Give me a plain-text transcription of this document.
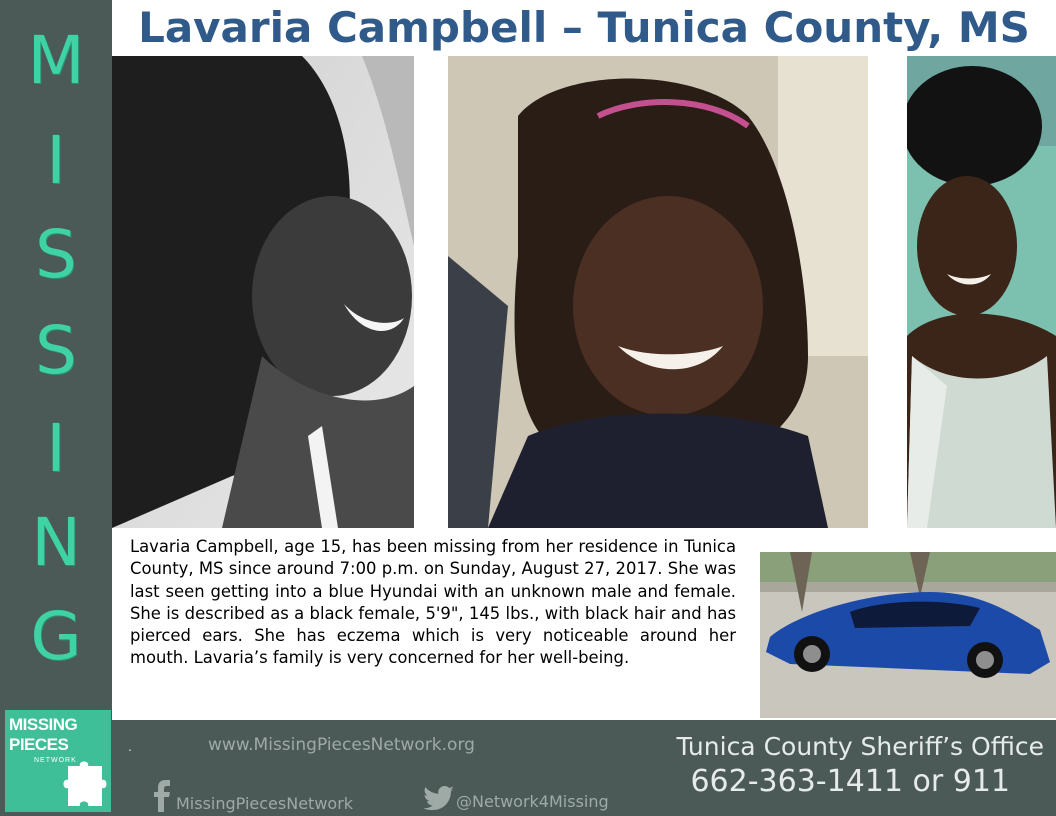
M
I
S
S
I
N
G
Lavaria Campbell – Tunica County, MS
Lavaria Campbell, age 15, has been missing from her residence in Tunica County, MS since around 7:00 p.m. on Sunday, August 27, 2017. She was last seen getting into a blue Hyundai with an unknown male and female. She is described as a black female, 5'9", 145 lbs., with black hair and has pierced ears. She has eczema which is very noticeable around her mouth. Lavaria’s family is very concerned for her well-being.
MISSING
PIECES
NETWORK
.	www.MissingPiecesNetwork.org
MissingPiecesNetwork	@Network4Missing
Tunica County Sheriff’s Office
662-363-1411 or 911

_ _ _ _

Your task is to copy the entries in full and exactly, without any images.

OUTPUT FOR THIS TASK:
Give me a plain-text transcription of this document.
M
I
S
S
I
N
G
Lavaria Campbell – Tunica County, MS
Lavaria Campbell, age 15, has been missing from her residence in Tunica County, MS since around 7:00 p.m. on Sunday, August 27, 2017. She was last seen getting into a blue Hyundai with an unknown male and female. She is described as a black female, 5'9", 145 lbs., with black hair and has pierced ears. She has eczema which is very noticeable around her mouth. Lavaria’s family is very concerned for her well-being.
MISSING
PIECES
NETWORK
.	www.MissingPiecesNetwork.org
MissingPiecesNetwork	@Network4Missing
Tunica County Sheriff’s Office
662-363-1411 or 911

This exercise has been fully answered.